Start RECORDS SHOWN

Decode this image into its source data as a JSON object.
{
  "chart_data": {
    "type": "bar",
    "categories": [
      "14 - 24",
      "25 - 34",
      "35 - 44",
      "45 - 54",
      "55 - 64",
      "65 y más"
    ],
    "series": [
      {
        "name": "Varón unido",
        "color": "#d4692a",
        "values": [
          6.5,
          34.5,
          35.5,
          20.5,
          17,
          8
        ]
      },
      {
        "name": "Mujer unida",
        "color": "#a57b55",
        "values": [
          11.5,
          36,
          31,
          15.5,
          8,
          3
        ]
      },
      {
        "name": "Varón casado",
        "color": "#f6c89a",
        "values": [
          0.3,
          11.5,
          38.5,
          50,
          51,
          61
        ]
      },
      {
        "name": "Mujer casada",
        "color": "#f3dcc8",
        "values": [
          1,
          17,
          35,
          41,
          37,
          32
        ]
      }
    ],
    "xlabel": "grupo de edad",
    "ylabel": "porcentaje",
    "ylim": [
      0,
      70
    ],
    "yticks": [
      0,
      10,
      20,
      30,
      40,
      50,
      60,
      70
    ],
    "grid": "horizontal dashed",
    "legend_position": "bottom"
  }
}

End RECORDS SHOWN

TASK DESCRIPTION. Some lines of the records may hold the word "name". How many do? Answer with a number and nothing else.

EXPECTED OUTPUT. 4